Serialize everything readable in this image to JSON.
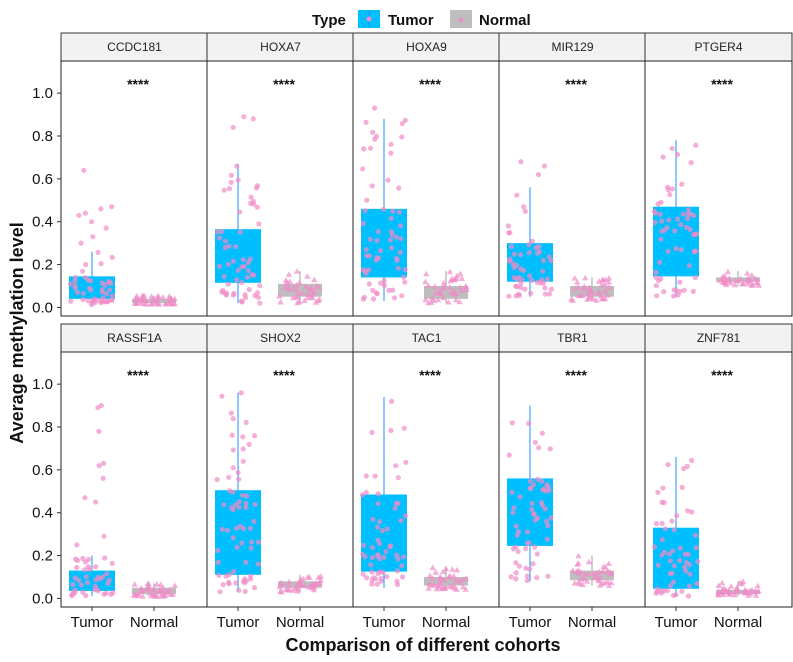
{
  "chart_data": {
    "type": "box",
    "legend": {
      "title": "Type",
      "position": "top",
      "entries": [
        {
          "name": "Tumor",
          "color": "#00BFFF"
        },
        {
          "name": "Normal",
          "color": "#BEBEBE"
        }
      ]
    },
    "xlabel": "Comparison of different cohorts",
    "ylabel": "Average methylation level",
    "categories": [
      "Tumor",
      "Normal"
    ],
    "yticks": [
      "0.0",
      "0.2",
      "0.4",
      "0.6",
      "0.8",
      "1.0"
    ],
    "ylim": [
      -0.04,
      1.15
    ],
    "point_color": "#F08CC8",
    "panels": [
      {
        "name": "CCDC181",
        "sig": "****",
        "tumor": {
          "lo": 0.01,
          "q1": 0.04,
          "median": 0.07,
          "q3": 0.145,
          "hi": 0.26,
          "n": 55,
          "outliers": [
            0.64,
            0.47,
            0.46,
            0.44,
            0.43,
            0.4,
            0.37,
            0.33,
            0.3
          ]
        },
        "normal": {
          "lo": 0.015,
          "q1": 0.02,
          "median": 0.03,
          "q3": 0.04,
          "hi": 0.055,
          "n": 40,
          "outliers": []
        }
      },
      {
        "name": "HOXA7",
        "sig": "****",
        "tumor": {
          "lo": 0.02,
          "q1": 0.115,
          "median": 0.2,
          "q3": 0.365,
          "hi": 0.67,
          "n": 60,
          "outliers": [
            0.89,
            0.88,
            0.84
          ]
        },
        "normal": {
          "lo": 0.02,
          "q1": 0.05,
          "median": 0.08,
          "q3": 0.11,
          "hi": 0.17,
          "n": 40,
          "outliers": []
        }
      },
      {
        "name": "HOXA9",
        "sig": "****",
        "tumor": {
          "lo": 0.03,
          "q1": 0.14,
          "median": 0.3,
          "q3": 0.46,
          "hi": 0.88,
          "n": 65,
          "outliers": [
            0.93
          ]
        },
        "normal": {
          "lo": 0.02,
          "q1": 0.04,
          "median": 0.07,
          "q3": 0.1,
          "hi": 0.17,
          "n": 40,
          "outliers": []
        }
      },
      {
        "name": "MIR129",
        "sig": "****",
        "tumor": {
          "lo": 0.05,
          "q1": 0.12,
          "median": 0.18,
          "q3": 0.3,
          "hi": 0.56,
          "n": 55,
          "outliers": [
            0.68,
            0.66,
            0.62
          ]
        },
        "normal": {
          "lo": 0.03,
          "q1": 0.05,
          "median": 0.07,
          "q3": 0.1,
          "hi": 0.14,
          "n": 40,
          "outliers": []
        }
      },
      {
        "name": "PTGER4",
        "sig": "****",
        "tumor": {
          "lo": 0.05,
          "q1": 0.145,
          "median": 0.28,
          "q3": 0.47,
          "hi": 0.78,
          "n": 60,
          "outliers": []
        },
        "normal": {
          "lo": 0.1,
          "q1": 0.12,
          "median": 0.13,
          "q3": 0.14,
          "hi": 0.17,
          "n": 35,
          "outliers": []
        }
      },
      {
        "name": "RASSF1A",
        "sig": "****",
        "tumor": {
          "lo": 0.01,
          "q1": 0.035,
          "median": 0.06,
          "q3": 0.13,
          "hi": 0.2,
          "n": 50,
          "outliers": [
            0.9,
            0.89,
            0.78,
            0.63,
            0.62,
            0.56,
            0.47,
            0.45,
            0.29,
            0.25
          ]
        },
        "normal": {
          "lo": 0.01,
          "q1": 0.02,
          "median": 0.03,
          "q3": 0.05,
          "hi": 0.07,
          "n": 40,
          "outliers": []
        }
      },
      {
        "name": "SHOX2",
        "sig": "****",
        "tumor": {
          "lo": 0.03,
          "q1": 0.11,
          "median": 0.31,
          "q3": 0.505,
          "hi": 0.96,
          "n": 65,
          "outliers": []
        },
        "normal": {
          "lo": 0.03,
          "q1": 0.05,
          "median": 0.06,
          "q3": 0.08,
          "hi": 0.11,
          "n": 40,
          "outliers": []
        }
      },
      {
        "name": "TAC1",
        "sig": "****",
        "tumor": {
          "lo": 0.05,
          "q1": 0.125,
          "median": 0.28,
          "q3": 0.485,
          "hi": 0.94,
          "n": 60,
          "outliers": []
        },
        "normal": {
          "lo": 0.04,
          "q1": 0.06,
          "median": 0.08,
          "q3": 0.1,
          "hi": 0.15,
          "n": 40,
          "outliers": []
        }
      },
      {
        "name": "TBR1",
        "sig": "****",
        "tumor": {
          "lo": 0.08,
          "q1": 0.245,
          "median": 0.38,
          "q3": 0.56,
          "hi": 0.9,
          "n": 60,
          "outliers": []
        },
        "normal": {
          "lo": 0.06,
          "q1": 0.085,
          "median": 0.11,
          "q3": 0.13,
          "hi": 0.2,
          "n": 40,
          "outliers": []
        }
      },
      {
        "name": "ZNF781",
        "sig": "****",
        "tumor": {
          "lo": 0.01,
          "q1": 0.045,
          "median": 0.13,
          "q3": 0.33,
          "hi": 0.66,
          "n": 55,
          "outliers": []
        },
        "normal": {
          "lo": 0.01,
          "q1": 0.02,
          "median": 0.03,
          "q3": 0.04,
          "hi": 0.08,
          "n": 40,
          "outliers": []
        }
      }
    ]
  }
}
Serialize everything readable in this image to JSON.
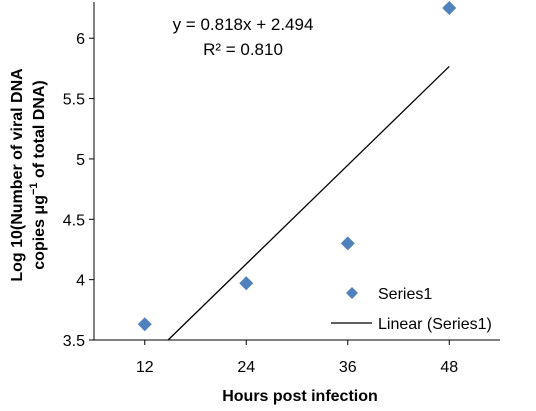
{
  "chart_data": {
    "type": "scatter",
    "xlabel": "Hours post infection",
    "ylabel_line1": "Log 10(Number of viral DNA",
    "ylabel_line2_pre": "copies  μg",
    "ylabel_line2_sup": "−1",
    "ylabel_line2_post": " of total DNA)",
    "x_ticks": [
      12,
      24,
      36,
      48
    ],
    "y_ticks": [
      "3.5",
      "4",
      "4.5",
      "5",
      "5.5",
      "6"
    ],
    "xlim": [
      6,
      54
    ],
    "ylim": [
      3.5,
      6.3
    ],
    "grid": false,
    "legend_position": "bottom-right",
    "series": [
      {
        "name": "Series1",
        "marker": "diamond",
        "color": "#4f81bd",
        "points": [
          {
            "x": 12,
            "y": 3.63
          },
          {
            "x": 24,
            "y": 3.97
          },
          {
            "x": 36,
            "y": 4.3
          },
          {
            "x": 48,
            "y": 6.25
          }
        ]
      }
    ],
    "trendline": {
      "name": "Linear (Series1)",
      "type": "linear",
      "slope": 0.818,
      "intercept": 2.494,
      "color": "#000000",
      "equation": "y = 0.818x + 2.494",
      "r_squared": "R² = 0.810"
    }
  }
}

★ ★ ★

→ **What you are asked to do**:
Reproduce the records in full and leave the images behind.

→ **Written answer**:
Serialize everything readable in this image to JSON.
{
  "chart_data": {
    "type": "box",
    "legend": {
      "title": "Type",
      "position": "top",
      "entries": [
        {
          "name": "Tumor",
          "color": "#00BFFF"
        },
        {
          "name": "Normal",
          "color": "#BEBEBE"
        }
      ]
    },
    "xlabel": "Comparison of different cohorts",
    "ylabel": "Average methylation level",
    "categories": [
      "Tumor",
      "Normal"
    ],
    "yticks": [
      "0.0",
      "0.2",
      "0.4",
      "0.6",
      "0.8",
      "1.0"
    ],
    "ylim": [
      -0.04,
      1.15
    ],
    "point_color": "#F08CC8",
    "panels": [
      {
        "name": "CCDC181",
        "sig": "****",
        "tumor": {
          "lo": 0.01,
          "q1": 0.04,
          "median": 0.07,
          "q3": 0.145,
          "hi": 0.26,
          "n": 55,
          "outliers": [
            0.64,
            0.47,
            0.46,
            0.44,
            0.43,
            0.4,
            0.37,
            0.33,
            0.3
          ]
        },
        "normal": {
          "lo": 0.015,
          "q1": 0.02,
          "median": 0.03,
          "q3": 0.04,
          "hi": 0.055,
          "n": 40,
          "outliers": []
        }
      },
      {
        "name": "HOXA7",
        "sig": "****",
        "tumor": {
          "lo": 0.02,
          "q1": 0.115,
          "median": 0.2,
          "q3": 0.365,
          "hi": 0.67,
          "n": 60,
          "outliers": [
            0.89,
            0.88,
            0.84
          ]
        },
        "normal": {
          "lo": 0.02,
          "q1": 0.05,
          "median": 0.08,
          "q3": 0.11,
          "hi": 0.17,
          "n": 40,
          "outliers": []
        }
      },
      {
        "name": "HOXA9",
        "sig": "****",
        "tumor": {
          "lo": 0.03,
          "q1": 0.14,
          "median": 0.3,
          "q3": 0.46,
          "hi": 0.88,
          "n": 65,
          "outliers": [
            0.93
          ]
        },
        "normal": {
          "lo": 0.02,
          "q1": 0.04,
          "median": 0.07,
          "q3": 0.1,
          "hi": 0.17,
          "n": 40,
          "outliers": []
        }
      },
      {
        "name": "MIR129",
        "sig": "****",
        "tumor": {
          "lo": 0.05,
          "q1": 0.12,
          "median": 0.18,
          "q3": 0.3,
          "hi": 0.56,
          "n": 55,
          "outliers": [
            0.68,
            0.66,
            0.62
          ]
        },
        "normal": {
          "lo": 0.03,
          "q1": 0.05,
          "median": 0.07,
          "q3": 0.1,
          "hi": 0.14,
          "n": 40,
          "outliers": []
        }
      },
      {
        "name": "PTGER4",
        "sig": "****",
        "tumor": {
          "lo": 0.05,
          "q1": 0.145,
          "median": 0.28,
          "q3": 0.47,
          "hi": 0.78,
          "n": 60,
          "outliers": []
        },
        "normal": {
          "lo": 0.1,
          "q1": 0.12,
          "median": 0.13,
          "q3": 0.14,
          "hi": 0.17,
          "n": 35,
          "outliers": []
        }
      },
      {
        "name": "RASSF1A",
        "sig": "****",
        "tumor": {
          "lo": 0.01,
          "q1": 0.035,
          "median": 0.06,
          "q3": 0.13,
          "hi": 0.2,
          "n": 50,
          "outliers": [
            0.9,
            0.89,
            0.78,
            0.63,
            0.62,
            0.56,
            0.47,
            0.45,
            0.29,
            0.25
          ]
        },
        "normal": {
          "lo": 0.01,
          "q1": 0.02,
          "median": 0.03,
          "q3": 0.05,
          "hi": 0.07,
          "n": 40,
          "outliers": []
        }
      },
      {
        "name": "SHOX2",
        "sig": "****",
        "tumor": {
          "lo": 0.03,
          "q1": 0.11,
          "median": 0.31,
          "q3": 0.505,
          "hi": 0.96,
          "n": 65,
          "outliers": []
        },
        "normal": {
          "lo": 0.03,
          "q1": 0.05,
          "median": 0.06,
          "q3": 0.08,
          "hi": 0.11,
          "n": 40,
          "outliers": []
        }
      },
      {
        "name": "TAC1",
        "sig": "****",
        "tumor": {
          "lo": 0.05,
          "q1": 0.125,
          "median": 0.28,
          "q3": 0.485,
          "hi": 0.94,
          "n": 60,
          "outliers": []
        },
        "normal": {
          "lo": 0.04,
          "q1": 0.06,
          "median": 0.08,
          "q3": 0.1,
          "hi": 0.15,
          "n": 40,
          "outliers": []
        }
      },
      {
        "name": "TBR1",
        "sig": "****",
        "tumor": {
          "lo": 0.08,
          "q1": 0.245,
          "median": 0.38,
          "q3": 0.56,
          "hi": 0.9,
          "n": 60,
          "outliers": []
        },
        "normal": {
          "lo": 0.06,
          "q1": 0.085,
          "median": 0.11,
          "q3": 0.13,
          "hi": 0.2,
          "n": 40,
          "outliers": []
        }
      },
      {
        "name": "ZNF781",
        "sig": "****",
        "tumor": {
          "lo": 0.01,
          "q1": 0.045,
          "median": 0.13,
          "q3": 0.33,
          "hi": 0.66,
          "n": 55,
          "outliers": []
        },
        "normal": {
          "lo": 0.01,
          "q1": 0.02,
          "median": 0.03,
          "q3": 0.04,
          "hi": 0.08,
          "n": 40,
          "outliers": []
        }
      }
    ]
  }
}
Serialize everything readable in this image to JSON.
{
  "chart_data": {
    "type": "scatter",
    "xlabel": "Hours post infection",
    "ylabel_line1": "Log 10(Number of viral DNA",
    "ylabel_line2_pre": "copies  μg",
    "ylabel_line2_sup": "−1",
    "ylabel_line2_post": " of total DNA)",
    "x_ticks": [
      12,
      24,
      36,
      48
    ],
    "y_ticks": [
      "3.5",
      "4",
      "4.5",
      "5",
      "5.5",
      "6"
    ],
    "xlim": [
      6,
      54
    ],
    "ylim": [
      3.5,
      6.3
    ],
    "grid": false,
    "legend_position": "bottom-right",
    "series": [
      {
        "name": "Series1",
        "marker": "diamond",
        "color": "#4f81bd",
        "points": [
          {
            "x": 12,
            "y": 3.63
          },
          {
            "x": 24,
            "y": 3.97
          },
          {
            "x": 36,
            "y": 4.3
          },
          {
            "x": 48,
            "y": 6.25
          }
        ]
      }
    ],
    "trendline": {
      "name": "Linear (Series1)",
      "type": "linear",
      "slope": 0.818,
      "intercept": 2.494,
      "color": "#000000",
      "equation": "y = 0.818x + 2.494",
      "r_squared": "R² = 0.810"
    }
  }
}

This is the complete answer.